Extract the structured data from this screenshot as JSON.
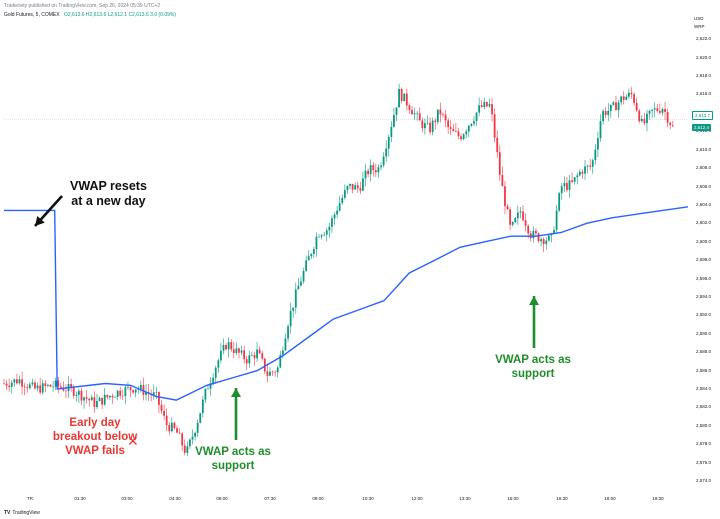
{
  "header": {
    "publish_line": "Tradeciety published on TradingView.com, Sep 26, 2024 05:39 UTC+2",
    "symbol": "Gold Futures, 5, COMEX",
    "ohlc": "O2,613.6 H2,613.6 L2,612.1 C2,613.6 3.0 (0.09%)"
  },
  "price_scale": {
    "currency": "USD",
    "label": "WRP",
    "ticks": [
      "2,622.0",
      "2,620.0",
      "2,618.0",
      "2,616.0",
      "2,614.0",
      "2,612.0",
      "2,610.0",
      "2,608.0",
      "2,606.0",
      "2,604.0",
      "2,602.0",
      "2,600.0",
      "2,598.0",
      "2,596.0",
      "2,594.0",
      "2,592.0",
      "2,590.0",
      "2,588.0",
      "2,586.0",
      "2,584.0",
      "2,582.0",
      "2,580.0",
      "2,578.0",
      "2,576.0",
      "2,574.0"
    ],
    "tag_upper": "2,613.7",
    "tag_current": "2,612.4"
  },
  "time_axis": {
    "ticks": [
      "TR",
      "01:30",
      "03:00",
      "04:30",
      "06:00",
      "07:30",
      "09:00",
      "10:30",
      "12:00",
      "13:30",
      "15:00",
      "16:30",
      "18:00",
      "19:30"
    ]
  },
  "annotations": {
    "vwap_reset": "VWAP resets\nat a new day",
    "early_fail": "Early day\nbreakout below\nVWAP fails",
    "support_1": "VWAP acts as\nsupport",
    "support_2": "VWAP acts as\nsupport"
  },
  "footer": {
    "logo": "TV",
    "brand": "TradingView"
  },
  "colors": {
    "up": "#089981",
    "down": "#f23645",
    "vwap": "#2962ff",
    "annotation_green": "#1e8e2a",
    "annotation_red": "#e53935"
  },
  "chart_data": {
    "type": "candlestick",
    "vwap_series": [
      [
        0,
        2603.4
      ],
      [
        1,
        2603.4
      ],
      [
        1.05,
        2584.0
      ],
      [
        2,
        2584.6
      ],
      [
        2.5,
        2584.4
      ],
      [
        3,
        2583.2
      ],
      [
        3.4,
        2582.8
      ],
      [
        4,
        2584.4
      ],
      [
        4.5,
        2585.2
      ],
      [
        5,
        2586.0
      ],
      [
        5.5,
        2587.6
      ],
      [
        6,
        2589.6
      ],
      [
        6.5,
        2591.6
      ],
      [
        7,
        2592.6
      ],
      [
        7.5,
        2593.6
      ],
      [
        8,
        2596.6
      ],
      [
        8.5,
        2598.0
      ],
      [
        9,
        2599.4
      ],
      [
        9.5,
        2600.0
      ],
      [
        10,
        2600.6
      ],
      [
        10.5,
        2600.6
      ],
      [
        11,
        2601.0
      ],
      [
        11.5,
        2602.0
      ],
      [
        12,
        2602.6
      ],
      [
        12.5,
        2603.0
      ],
      [
        13,
        2603.4
      ],
      [
        13.5,
        2603.8
      ]
    ],
    "ohlc_path": [
      [
        0,
        2584.6
      ],
      [
        0.3,
        2585.0
      ],
      [
        0.6,
        2584.0
      ],
      [
        1,
        2584.4
      ],
      [
        1.4,
        2583.8
      ],
      [
        1.8,
        2582.4
      ],
      [
        2.2,
        2583.6
      ],
      [
        2.6,
        2584.2
      ],
      [
        3,
        2583.2
      ],
      [
        3.2,
        2580.2
      ],
      [
        3.4,
        2579.4
      ],
      [
        3.6,
        2577.0
      ],
      [
        3.8,
        2580.2
      ],
      [
        4,
        2584.0
      ],
      [
        4.2,
        2586.8
      ],
      [
        4.4,
        2589.0
      ],
      [
        4.6,
        2588.0
      ],
      [
        4.8,
        2587.2
      ],
      [
        5,
        2588.0
      ],
      [
        5.2,
        2585.6
      ],
      [
        5.4,
        2586.2
      ],
      [
        5.6,
        2591.2
      ],
      [
        5.8,
        2595.0
      ],
      [
        6,
        2598.0
      ],
      [
        6.2,
        2601.0
      ],
      [
        6.4,
        2601.4
      ],
      [
        6.6,
        2604.0
      ],
      [
        6.8,
        2606.0
      ],
      [
        7,
        2605.8
      ],
      [
        7.2,
        2607.8
      ],
      [
        7.4,
        2608.0
      ],
      [
        7.6,
        2611.8
      ],
      [
        7.8,
        2616.2
      ],
      [
        8,
        2614.8
      ],
      [
        8.2,
        2613.0
      ],
      [
        8.4,
        2612.2
      ],
      [
        8.6,
        2614.2
      ],
      [
        8.8,
        2612.0
      ],
      [
        9,
        2611.4
      ],
      [
        9.2,
        2613.0
      ],
      [
        9.4,
        2614.6
      ],
      [
        9.6,
        2614.8
      ],
      [
        9.8,
        2606.8
      ],
      [
        10,
        2601.2
      ],
      [
        10.2,
        2603.4
      ],
      [
        10.4,
        2600.8
      ],
      [
        10.6,
        2600.4
      ],
      [
        10.8,
        2600.2
      ],
      [
        11,
        2606.0
      ],
      [
        11.2,
        2606.2
      ],
      [
        11.4,
        2607.8
      ],
      [
        11.6,
        2608.2
      ],
      [
        11.8,
        2614.0
      ],
      [
        12,
        2614.4
      ],
      [
        12.2,
        2615.6
      ],
      [
        12.4,
        2616.0
      ],
      [
        12.6,
        2612.6
      ],
      [
        12.8,
        2614.2
      ],
      [
        13,
        2614.6
      ],
      [
        13.2,
        2612.4
      ]
    ],
    "ylim": [
      2572.6,
      2623.0
    ],
    "xlim": [
      0,
      13.5
    ]
  }
}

* * *

Are you able to set down all the lines above exactly, without any pictures?

Extract the structured data from this screenshot as JSON.
{
  "header": {
    "publish_line": "Tradeciety published on TradingView.com, Sep 26, 2024 05:39 UTC+2",
    "symbol": "Gold Futures, 5, COMEX",
    "ohlc": "O2,613.6 H2,613.6 L2,612.1 C2,613.6 3.0 (0.09%)"
  },
  "price_scale": {
    "currency": "USD",
    "label": "WRP",
    "ticks": [
      "2,622.0",
      "2,620.0",
      "2,618.0",
      "2,616.0",
      "2,614.0",
      "2,612.0",
      "2,610.0",
      "2,608.0",
      "2,606.0",
      "2,604.0",
      "2,602.0",
      "2,600.0",
      "2,598.0",
      "2,596.0",
      "2,594.0",
      "2,592.0",
      "2,590.0",
      "2,588.0",
      "2,586.0",
      "2,584.0",
      "2,582.0",
      "2,580.0",
      "2,578.0",
      "2,576.0",
      "2,574.0"
    ],
    "tag_upper": "2,613.7",
    "tag_current": "2,612.4"
  },
  "time_axis": {
    "ticks": [
      "TR",
      "01:30",
      "03:00",
      "04:30",
      "06:00",
      "07:30",
      "09:00",
      "10:30",
      "12:00",
      "13:30",
      "15:00",
      "16:30",
      "18:00",
      "19:30"
    ]
  },
  "annotations": {
    "vwap_reset": "VWAP resets\nat a new day",
    "early_fail": "Early day\nbreakout below\nVWAP fails",
    "support_1": "VWAP acts as\nsupport",
    "support_2": "VWAP acts as\nsupport"
  },
  "footer": {
    "logo": "TV",
    "brand": "TradingView"
  },
  "colors": {
    "up": "#089981",
    "down": "#f23645",
    "vwap": "#2962ff",
    "annotation_green": "#1e8e2a",
    "annotation_red": "#e53935"
  },
  "chart_data": {
    "type": "candlestick",
    "vwap_series": [
      [
        0,
        2603.4
      ],
      [
        1,
        2603.4
      ],
      [
        1.05,
        2584.0
      ],
      [
        2,
        2584.6
      ],
      [
        2.5,
        2584.4
      ],
      [
        3,
        2583.2
      ],
      [
        3.4,
        2582.8
      ],
      [
        4,
        2584.4
      ],
      [
        4.5,
        2585.2
      ],
      [
        5,
        2586.0
      ],
      [
        5.5,
        2587.6
      ],
      [
        6,
        2589.6
      ],
      [
        6.5,
        2591.6
      ],
      [
        7,
        2592.6
      ],
      [
        7.5,
        2593.6
      ],
      [
        8,
        2596.6
      ],
      [
        8.5,
        2598.0
      ],
      [
        9,
        2599.4
      ],
      [
        9.5,
        2600.0
      ],
      [
        10,
        2600.6
      ],
      [
        10.5,
        2600.6
      ],
      [
        11,
        2601.0
      ],
      [
        11.5,
        2602.0
      ],
      [
        12,
        2602.6
      ],
      [
        12.5,
        2603.0
      ],
      [
        13,
        2603.4
      ],
      [
        13.5,
        2603.8
      ]
    ],
    "ohlc_path": [
      [
        0,
        2584.6
      ],
      [
        0.3,
        2585.0
      ],
      [
        0.6,
        2584.0
      ],
      [
        1,
        2584.4
      ],
      [
        1.4,
        2583.8
      ],
      [
        1.8,
        2582.4
      ],
      [
        2.2,
        2583.6
      ],
      [
        2.6,
        2584.2
      ],
      [
        3,
        2583.2
      ],
      [
        3.2,
        2580.2
      ],
      [
        3.4,
        2579.4
      ],
      [
        3.6,
        2577.0
      ],
      [
        3.8,
        2580.2
      ],
      [
        4,
        2584.0
      ],
      [
        4.2,
        2586.8
      ],
      [
        4.4,
        2589.0
      ],
      [
        4.6,
        2588.0
      ],
      [
        4.8,
        2587.2
      ],
      [
        5,
        2588.0
      ],
      [
        5.2,
        2585.6
      ],
      [
        5.4,
        2586.2
      ],
      [
        5.6,
        2591.2
      ],
      [
        5.8,
        2595.0
      ],
      [
        6,
        2598.0
      ],
      [
        6.2,
        2601.0
      ],
      [
        6.4,
        2601.4
      ],
      [
        6.6,
        2604.0
      ],
      [
        6.8,
        2606.0
      ],
      [
        7,
        2605.8
      ],
      [
        7.2,
        2607.8
      ],
      [
        7.4,
        2608.0
      ],
      [
        7.6,
        2611.8
      ],
      [
        7.8,
        2616.2
      ],
      [
        8,
        2614.8
      ],
      [
        8.2,
        2613.0
      ],
      [
        8.4,
        2612.2
      ],
      [
        8.6,
        2614.2
      ],
      [
        8.8,
        2612.0
      ],
      [
        9,
        2611.4
      ],
      [
        9.2,
        2613.0
      ],
      [
        9.4,
        2614.6
      ],
      [
        9.6,
        2614.8
      ],
      [
        9.8,
        2606.8
      ],
      [
        10,
        2601.2
      ],
      [
        10.2,
        2603.4
      ],
      [
        10.4,
        2600.8
      ],
      [
        10.6,
        2600.4
      ],
      [
        10.8,
        2600.2
      ],
      [
        11,
        2606.0
      ],
      [
        11.2,
        2606.2
      ],
      [
        11.4,
        2607.8
      ],
      [
        11.6,
        2608.2
      ],
      [
        11.8,
        2614.0
      ],
      [
        12,
        2614.4
      ],
      [
        12.2,
        2615.6
      ],
      [
        12.4,
        2616.0
      ],
      [
        12.6,
        2612.6
      ],
      [
        12.8,
        2614.2
      ],
      [
        13,
        2614.6
      ],
      [
        13.2,
        2612.4
      ]
    ],
    "ylim": [
      2572.6,
      2623.0
    ],
    "xlim": [
      0,
      13.5
    ]
  }
}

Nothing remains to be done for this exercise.